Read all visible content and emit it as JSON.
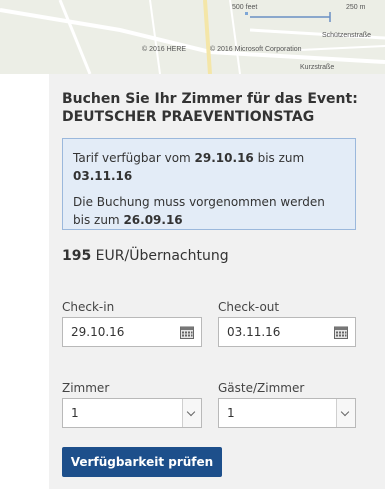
{
  "map": {
    "scale_feet": "500 feet",
    "scale_meters": "250 m",
    "street_1": "Schützenstraße",
    "street_2": "Kurzstraße",
    "attribution_here": "© 2016 HERE",
    "attribution_ms": "© 2016 Microsoft Corporation"
  },
  "booking": {
    "title_line1": "Buchen Sie Ihr Zimmer für das Event:",
    "title_line2": "DEUTSCHER PRAEVENTIONSTAG",
    "info": {
      "rate_prefix": "Tarif verfügbar vom ",
      "rate_from": "29.10.16",
      "rate_mid": " bis zum ",
      "rate_to": "03.11.16",
      "deadline_prefix": "Die Buchung muss vorgenommen werden bis zum ",
      "deadline_date": "26.09.16"
    },
    "price_amount": "195",
    "price_unit": " EUR/Übernachtung",
    "checkin_label": "Check-in",
    "checkin_value": "29.10.16",
    "checkout_label": "Check-out",
    "checkout_value": "03.11.16",
    "rooms_label": "Zimmer",
    "rooms_value": "1",
    "guests_label": "Gäste/Zimmer",
    "guests_value": "1",
    "submit_label": "Verfügbarkeit prüfen"
  },
  "colors": {
    "button": "#1d4f8b",
    "infobox_bg": "#e3ecf7",
    "infobox_border": "#9bb8dc",
    "panel_bg": "#f1f1f1"
  },
  "icons": {
    "checkin": "calendar-icon",
    "checkout": "calendar-icon",
    "rooms": "chevron-down-icon",
    "guests": "chevron-down-icon"
  }
}
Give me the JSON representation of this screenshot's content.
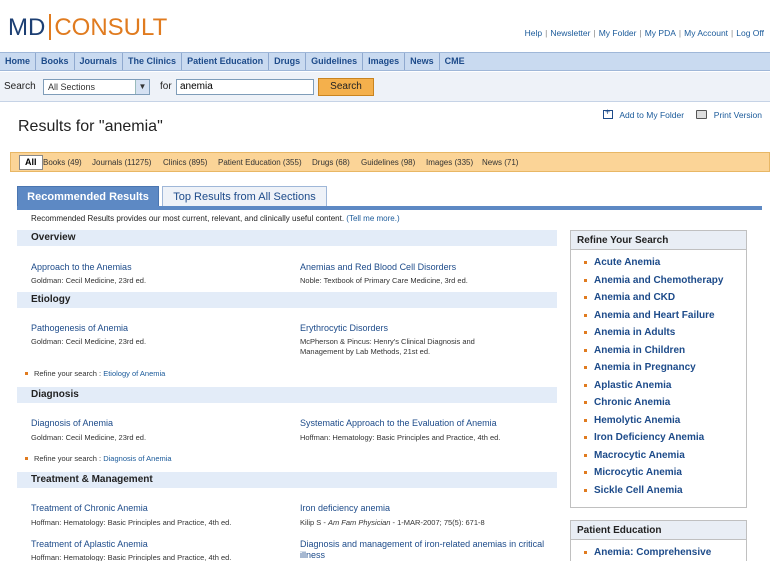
{
  "header": {
    "logo_md": "MD",
    "logo_consult": "CONSULT",
    "links": [
      "Help",
      "Newsletter",
      "My Folder",
      "My PDA",
      "My Account",
      "Log Off"
    ]
  },
  "nav": [
    "Home",
    "Books",
    "Journals",
    "The Clinics",
    "Patient Education",
    "Drugs",
    "Guidelines",
    "Images",
    "News",
    "CME"
  ],
  "search": {
    "label": "Search",
    "section_value": "All Sections",
    "for_label": "for",
    "query": "anemia",
    "button": "Search"
  },
  "results_title": "Results for \"anemia\"",
  "actions": {
    "folder": "Add to My Folder",
    "print": "Print Version"
  },
  "categories": {
    "all": "All",
    "items": [
      "Books (49)",
      "Journals (11275)",
      "Clinics (895)",
      "Patient Education (355)",
      "Drugs (68)",
      "Guidelines (98)",
      "Images (335)",
      "News (71)"
    ]
  },
  "tabs": {
    "recommended": "Recommended Results",
    "top": "Top Results from All Sections"
  },
  "rec_desc": "Recommended Results provides our most current, relevant, and clinically useful content.",
  "rec_desc_link": "(Tell me more.)",
  "sections": {
    "overview": {
      "title": "Overview",
      "r1": {
        "title": "Approach to the Anemias",
        "src": "Goldman: Cecil Medicine, 23rd ed."
      },
      "r2": {
        "title": "Anemias and Red Blood Cell Disorders",
        "src": "Noble: Textbook of Primary Care Medicine, 3rd ed."
      }
    },
    "etiology": {
      "title": "Etiology",
      "r1": {
        "title": "Pathogenesis of Anemia",
        "src": "Goldman: Cecil Medicine, 23rd ed."
      },
      "r2": {
        "title": "Erythrocytic Disorders",
        "src": "McPherson & Pincus: Henry's Clinical Diagnosis and Management by Lab Methods, 21st ed."
      },
      "refine_label": "Refine your search :",
      "refine_link": "Etiology of Anemia"
    },
    "diagnosis": {
      "title": "Diagnosis",
      "r1": {
        "title": "Diagnosis of Anemia",
        "src": "Goldman: Cecil Medicine, 23rd ed."
      },
      "r2": {
        "title": "Systematic Approach to the Evaluation of Anemia",
        "src": "Hoffman: Hematology: Basic Principles and Practice, 4th ed."
      },
      "refine_label": "Refine your search :",
      "refine_link": "Diagnosis of Anemia"
    },
    "treatment": {
      "title": "Treatment & Management",
      "r1": {
        "title": "Treatment of Chronic Anemia",
        "src": "Hoffman: Hematology: Basic Principles and Practice, 4th ed."
      },
      "r2": {
        "title": "Iron deficiency anemia",
        "src_author": "Kilip S - ",
        "src_journal": "Am Fam Physician",
        "src_rest": " - 1-MAR-2007; 75(5): 671-8"
      },
      "r3": {
        "title": "Treatment of Aplastic Anemia",
        "src": "Hoffman: Hematology: Basic Principles and Practice, 4th ed."
      },
      "r4": {
        "title": "Diagnosis and management of iron-related anemias in critical illness"
      }
    }
  },
  "refine_panel": {
    "title": "Refine Your Search",
    "items": [
      "Acute Anemia",
      "Anemia and Chemotherapy",
      "Anemia and CKD",
      "Anemia and Heart Failure",
      "Anemia in Adults",
      "Anemia in Children",
      "Anemia in Pregnancy",
      "Aplastic Anemia",
      "Chronic Anemia",
      "Hemolytic Anemia",
      "Iron Deficiency Anemia",
      "Macrocytic Anemia",
      "Microcytic Anemia",
      "Sickle Cell Anemia"
    ]
  },
  "patient_panel": {
    "title": "Patient Education",
    "items": [
      "Anemia: Comprehensive"
    ]
  }
}
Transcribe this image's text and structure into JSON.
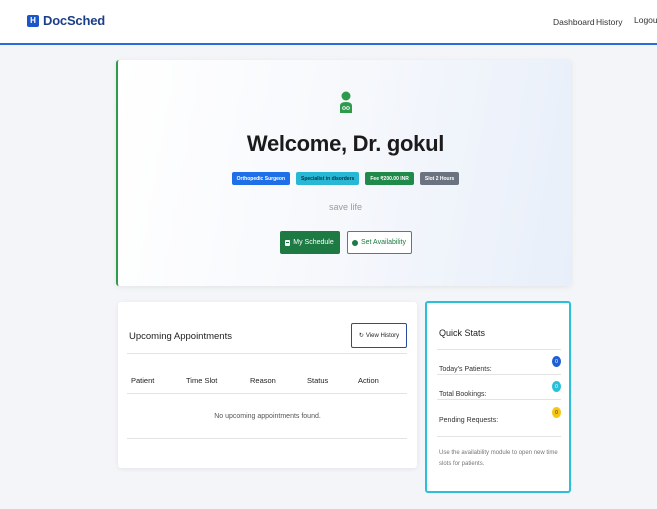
{
  "nav": {
    "brand": "DocSched",
    "brand_icon": "H",
    "links": {
      "dashboard": "Dashboard",
      "history": "History",
      "logout": "Logout"
    }
  },
  "hero": {
    "icon": "doctor-icon",
    "welcome": "Welcome, Dr. gokul",
    "badges": {
      "specialty": "Orthopedic Surgeon",
      "expertise": "Specialist in disorders",
      "fee": "Fee ₹200.00 INR",
      "slot": "Slot 2 Hours"
    },
    "tagline": "save life",
    "buttons": {
      "schedule": "My Schedule",
      "availability": "Set Availability"
    }
  },
  "appointments": {
    "title": "Upcoming Appointments",
    "history_button": "View History",
    "columns": [
      "Patient",
      "Time Slot",
      "Reason",
      "Status",
      "Action"
    ],
    "empty_message": "No upcoming appointments found."
  },
  "stats": {
    "title": "Quick Stats",
    "rows": [
      {
        "label": "Today's Patients:",
        "value": "0"
      },
      {
        "label": "Total Bookings:",
        "value": "0"
      },
      {
        "label": "Pending Requests:",
        "value": "0"
      }
    ],
    "note": "Use the availability module to open new time slots for patients."
  },
  "colors": {
    "primary": "#1a56c8",
    "success": "#1d7a43",
    "info": "#2bbfd8",
    "warning": "#f5c518",
    "secondary": "#6b7280"
  }
}
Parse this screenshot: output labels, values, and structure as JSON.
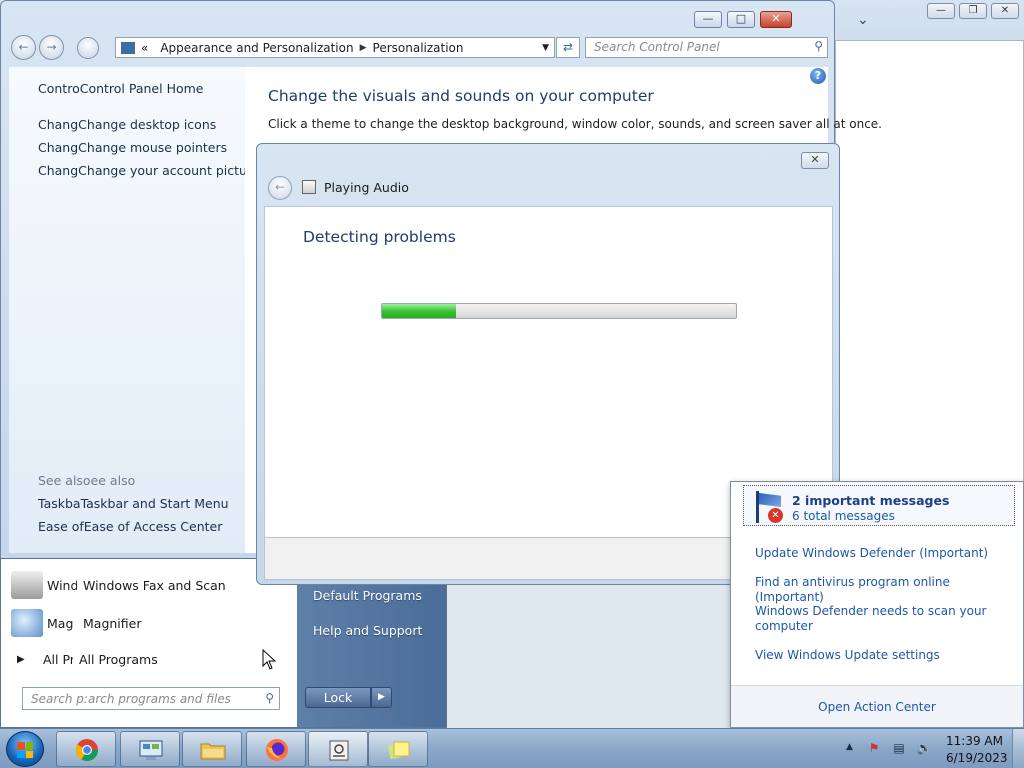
{
  "control_panel": {
    "breadcrumb": [
      "«",
      "Appearance and Personalization",
      "Personalization"
    ],
    "search_placeholder": "Search Control Panel",
    "left_links": [
      "ControControl Panel Home",
      "ChangChange desktop icons",
      "ChangChange mouse pointers",
      "ChangChange your account picture"
    ],
    "see_also_label": "See alsoee also",
    "see_also_links": [
      "TaskbaTaskbar and Start Menu",
      "Ease ofEase of Access Center"
    ],
    "main_heading": "Change the visuals and sounds on your computer",
    "main_description": "Click a theme to change the desktop background, window color, sounds, and screen saver all at once."
  },
  "dialog": {
    "title": "Playing Audio",
    "heading": "Detecting problems",
    "progress_fraction": 0.21
  },
  "start_menu": {
    "items": [
      {
        "truncated": "Wind",
        "label": "Windows Fax and Scan",
        "icon": "fax-scanner-icon"
      },
      {
        "truncated": "Mag",
        "label": "Magnifier",
        "icon": "magnifier-icon"
      },
      {
        "truncated": "All Pr",
        "label": "All Programs",
        "icon": "triangle-right-icon"
      }
    ],
    "right_items": [
      "Default Programs",
      "Help and Support"
    ],
    "search_placeholder": "Search p:arch programs and files",
    "lock_label": "Lock"
  },
  "action_center": {
    "title": "2 important messages",
    "subtitle": "6 total messages",
    "links": [
      "Update Windows Defender (Important)",
      "Find an antivirus program online (Important)",
      "Windows Defender needs to scan your computer",
      "View Windows Update settings"
    ],
    "footer": "Open Action Center"
  },
  "taskbar": {
    "apps": [
      "chrome-icon",
      "control-panel-icon",
      "file-explorer-icon",
      "firefox-icon",
      "troubleshooter-icon",
      "sticky-notes-icon"
    ],
    "time": "11:39 AM",
    "date": "6/19/2023"
  },
  "colors": {
    "link_blue": "#1e58a8",
    "heading_blue": "#1e3e6e",
    "progress_green": "#34c131"
  }
}
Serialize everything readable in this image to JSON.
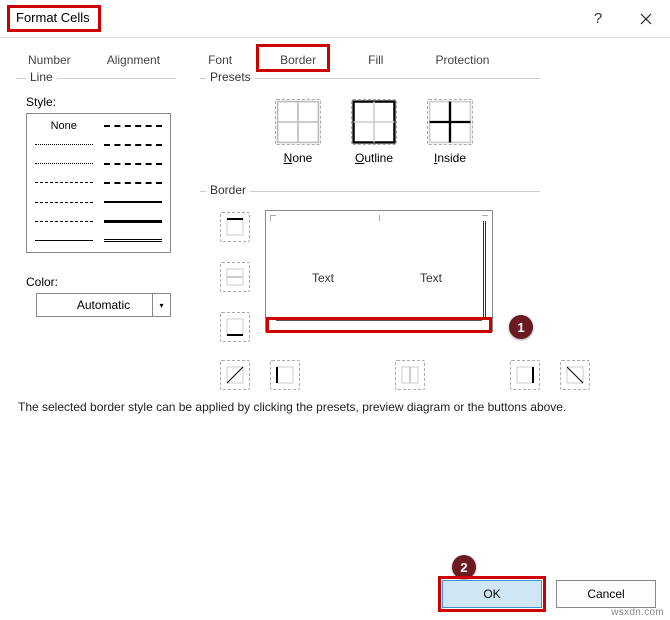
{
  "title": "Format Cells",
  "tabs": {
    "number": "Number",
    "alignment": "Alignment",
    "font": "Font",
    "border": "Border",
    "fill": "Fill",
    "protection": "Protection"
  },
  "groups": {
    "line": "Line",
    "presets": "Presets",
    "border": "Border"
  },
  "line": {
    "style_label": "Style:",
    "none": "None",
    "color_label": "Color:",
    "color_value": "Automatic"
  },
  "presets": {
    "none": "None",
    "outline": "Outline",
    "inside": "Inside"
  },
  "preview": {
    "text_left": "Text",
    "text_right": "Text"
  },
  "helper": "The selected border style can be applied by clicking the presets, preview diagram or the buttons above.",
  "footer": {
    "ok": "OK",
    "cancel": "Cancel"
  },
  "badges": {
    "one": "1",
    "two": "2"
  },
  "watermark": "wsxdn.com"
}
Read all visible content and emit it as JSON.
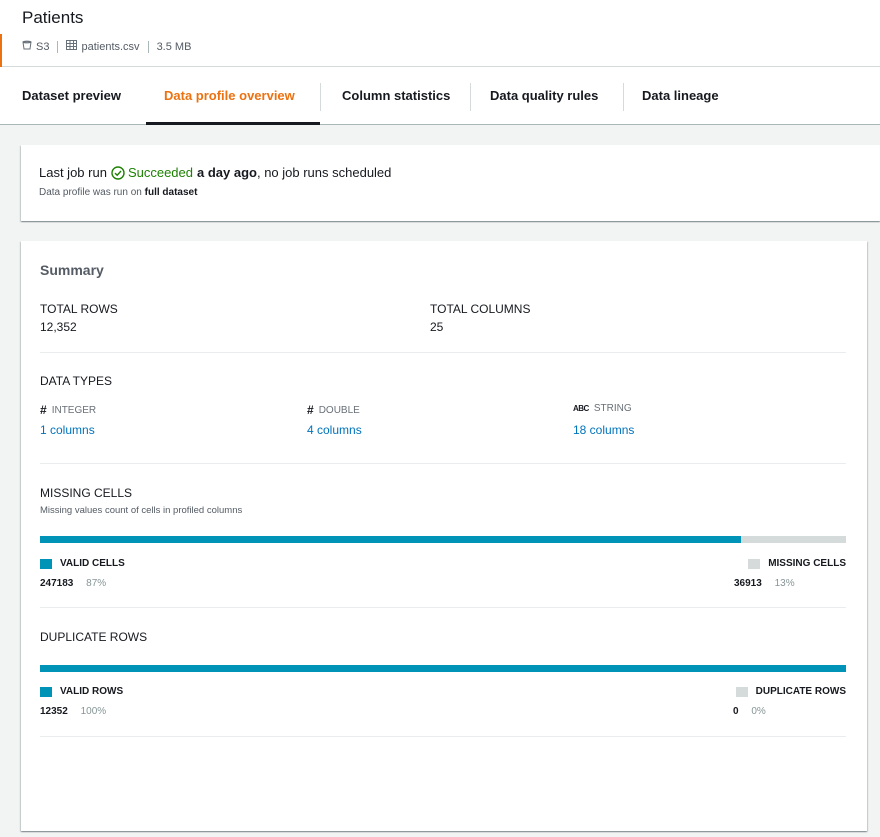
{
  "header": {
    "title": "Patients",
    "source": "S3",
    "file": "patients.csv",
    "size": "3.5 MB"
  },
  "tabs": [
    {
      "label": "Dataset preview"
    },
    {
      "label": "Data profile overview",
      "active": true
    },
    {
      "label": "Column statistics"
    },
    {
      "label": "Data quality rules"
    },
    {
      "label": "Data lineage"
    }
  ],
  "job": {
    "prefix": "Last job run",
    "status": "Succeeded",
    "when": "a day ago",
    "suffix": ", no job runs scheduled",
    "sub_prefix": "Data profile was run on",
    "sub_scope": "full dataset"
  },
  "summary": {
    "title": "Summary",
    "total_rows_label": "TOTAL ROWS",
    "total_rows": "12,352",
    "total_columns_label": "TOTAL COLUMNS",
    "total_columns": "25"
  },
  "data_types": {
    "title": "DATA TYPES",
    "items": [
      {
        "glyph": "#",
        "label": "INTEGER",
        "link": "1 columns"
      },
      {
        "glyph": "#",
        "label": "DOUBLE",
        "link": "4 columns"
      },
      {
        "glyph": "ABC",
        "label": "STRING",
        "link": "18 columns"
      }
    ]
  },
  "missing_cells": {
    "title": "MISSING CELLS",
    "description": "Missing values count of cells in profiled columns",
    "valid_fraction": 0.87,
    "valid_label": "VALID CELLS",
    "valid_count": "247183",
    "valid_pct": "87%",
    "missing_label": "MISSING CELLS",
    "missing_count": "36913",
    "missing_pct": "13%"
  },
  "duplicate_rows": {
    "title": "DUPLICATE ROWS",
    "valid_fraction": 1.0,
    "valid_label": "VALID ROWS",
    "valid_count": "12352",
    "valid_pct": "100%",
    "dup_label": "DUPLICATE ROWS",
    "dup_count": "0",
    "dup_pct": "0%"
  },
  "colors": {
    "accent": "#ec7211",
    "success": "#1d8102",
    "link": "#0073bb",
    "bar_valid": "#0093b8",
    "bar_other": "#d5dbdb"
  }
}
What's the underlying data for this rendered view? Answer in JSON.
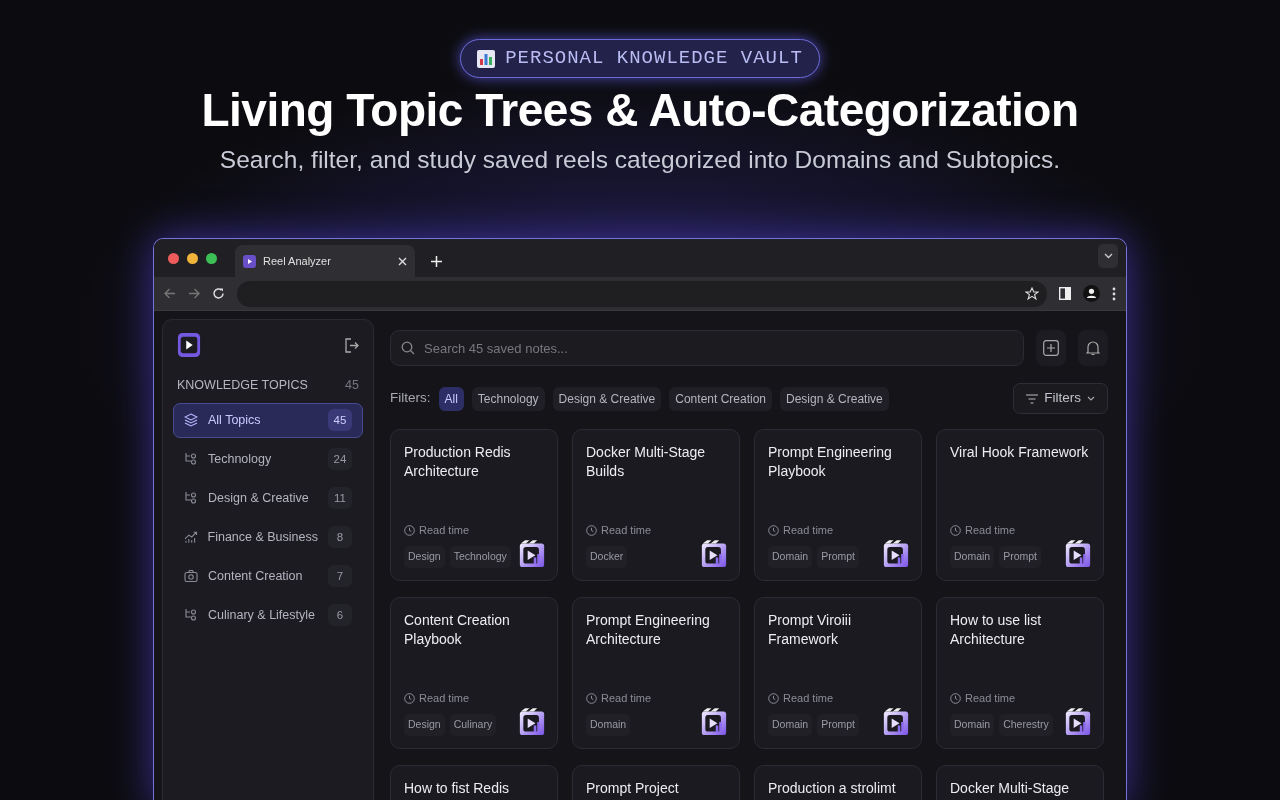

- **Work required**
Copy each line of the data that contains the word "availability", leaving the other lines out.

- **Output for this task**
      "availability": "Set Availability"
    "note": "Use the availability module to open new time slots for patients."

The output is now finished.